- _The task_
Pick out the lines below with "values" and list them.

- _Working data_

===

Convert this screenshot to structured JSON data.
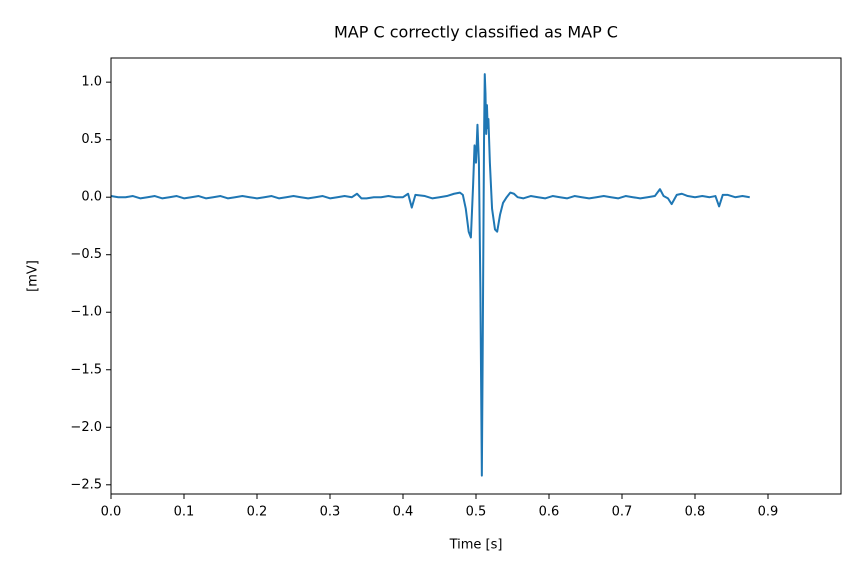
{
  "chart_data": {
    "type": "line",
    "title": "MAP C correctly classified as MAP C",
    "x_label": "Time [s]",
    "y_label": "[mV]",
    "color": "#1f77b4",
    "xlim": [
      0,
      1.0
    ],
    "ylim": [
      -2.58,
      1.21
    ],
    "xticks": [
      {
        "value": 0,
        "label": "0.0"
      },
      0.1,
      0.2,
      0.3,
      0.4,
      0.5,
      0.6,
      0.7,
      0.8,
      0.9
    ],
    "yticks": [
      {
        "value": 1,
        "label": "1.0"
      },
      0.5,
      {
        "value": 0,
        "label": "0.0"
      },
      {
        "value": -0.5,
        "label": "−0.5"
      },
      {
        "value": -1,
        "label": "−1.0"
      },
      {
        "value": -1.5,
        "label": "−1.5"
      },
      {
        "value": -2,
        "label": "−2.0"
      },
      {
        "value": -2.5,
        "label": "−2.5"
      }
    ],
    "x": [
      0,
      0.01,
      0.02,
      0.03,
      0.04,
      0.05,
      0.06,
      0.07,
      0.08,
      0.09,
      0.1,
      0.11,
      0.12,
      0.13,
      0.14,
      0.15,
      0.16,
      0.17,
      0.18,
      0.19,
      0.2,
      0.21,
      0.22,
      0.23,
      0.24,
      0.25,
      0.26,
      0.27,
      0.28,
      0.29,
      0.3,
      0.31,
      0.32,
      0.33,
      0.337,
      0.343,
      0.35,
      0.36,
      0.37,
      0.38,
      0.39,
      0.4,
      0.407,
      0.412,
      0.417,
      0.43,
      0.44,
      0.45,
      0.46,
      0.47,
      0.478,
      0.482,
      0.486,
      0.49,
      0.493,
      0.496,
      0.498,
      0.5,
      0.502,
      0.504,
      0.506,
      0.508,
      0.509,
      0.511,
      0.512,
      0.513,
      0.514,
      0.515,
      0.516,
      0.517,
      0.519,
      0.522,
      0.526,
      0.529,
      0.533,
      0.537,
      0.542,
      0.547,
      0.552,
      0.557,
      0.565,
      0.575,
      0.585,
      0.595,
      0.605,
      0.615,
      0.625,
      0.635,
      0.645,
      0.655,
      0.665,
      0.675,
      0.685,
      0.695,
      0.705,
      0.715,
      0.725,
      0.735,
      0.745,
      0.752,
      0.757,
      0.763,
      0.768,
      0.775,
      0.782,
      0.79,
      0.8,
      0.81,
      0.82,
      0.828,
      0.833,
      0.838,
      0.845,
      0.855,
      0.865,
      0.875
    ],
    "values": [
      0.01,
      0,
      0,
      0.01,
      -0.01,
      0,
      0.01,
      -0.01,
      0,
      0.01,
      -0.01,
      0,
      0.01,
      -0.01,
      0,
      0.01,
      -0.01,
      0,
      0.01,
      0,
      -0.01,
      0,
      0.01,
      -0.01,
      0,
      0.01,
      0,
      -0.01,
      0,
      0.01,
      -0.01,
      0,
      0.01,
      0,
      0.03,
      -0.01,
      -0.01,
      0,
      0,
      0.01,
      0,
      0,
      0.03,
      -0.09,
      0.02,
      0.01,
      -0.01,
      0,
      0.01,
      0.03,
      0.04,
      0.02,
      -0.1,
      -0.3,
      -0.35,
      0.1,
      0.45,
      0.3,
      0.63,
      0.3,
      -0.8,
      -2.42,
      -1.5,
      0.5,
      1.07,
      0.9,
      0.55,
      0.8,
      0.6,
      0.68,
      0.3,
      -0.1,
      -0.28,
      -0.3,
      -0.15,
      -0.05,
      0,
      0.04,
      0.03,
      0,
      -0.01,
      0.01,
      0,
      -0.01,
      0.01,
      0,
      -0.01,
      0.01,
      0,
      -0.01,
      0,
      0.01,
      0,
      -0.01,
      0.01,
      0,
      -0.01,
      0,
      0.01,
      0.07,
      0.01,
      -0.01,
      -0.06,
      0.02,
      0.03,
      0.01,
      0,
      0.01,
      0,
      0.01,
      -0.08,
      0.02,
      0.02,
      0,
      0.01,
      0
    ]
  }
}
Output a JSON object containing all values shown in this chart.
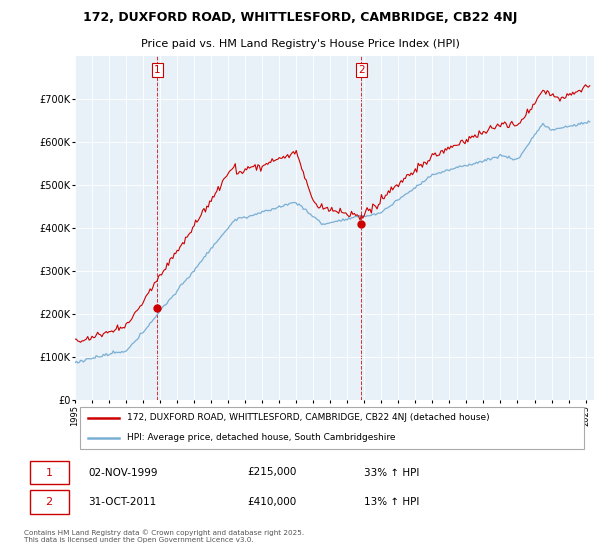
{
  "title1": "172, DUXFORD ROAD, WHITTLESFORD, CAMBRIDGE, CB22 4NJ",
  "title2": "Price paid vs. HM Land Registry's House Price Index (HPI)",
  "legend_line1": "172, DUXFORD ROAD, WHITTLESFORD, CAMBRIDGE, CB22 4NJ (detached house)",
  "legend_line2": "HPI: Average price, detached house, South Cambridgeshire",
  "annotation1_date": "02-NOV-1999",
  "annotation1_price": "£215,000",
  "annotation1_hpi": "33% ↑ HPI",
  "annotation2_date": "31-OCT-2011",
  "annotation2_price": "£410,000",
  "annotation2_hpi": "13% ↑ HPI",
  "footer": "Contains HM Land Registry data © Crown copyright and database right 2025.\nThis data is licensed under the Open Government Licence v3.0.",
  "property_color": "#cc0000",
  "hpi_color": "#7aafd4",
  "ylim": [
    0,
    800000
  ],
  "yticks": [
    0,
    100000,
    200000,
    300000,
    400000,
    500000,
    600000,
    700000
  ],
  "ytick_labels": [
    "£0",
    "£100K",
    "£200K",
    "£300K",
    "£400K",
    "£500K",
    "£600K",
    "£700K"
  ],
  "background_color": "#e8f0f8",
  "sale1_price": 215000,
  "sale2_price": 410000,
  "xstart_year": 1995,
  "xend_year": 2025
}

===

- _Task output_
    "values": [
Output a JSON object containing all values shown in this chart.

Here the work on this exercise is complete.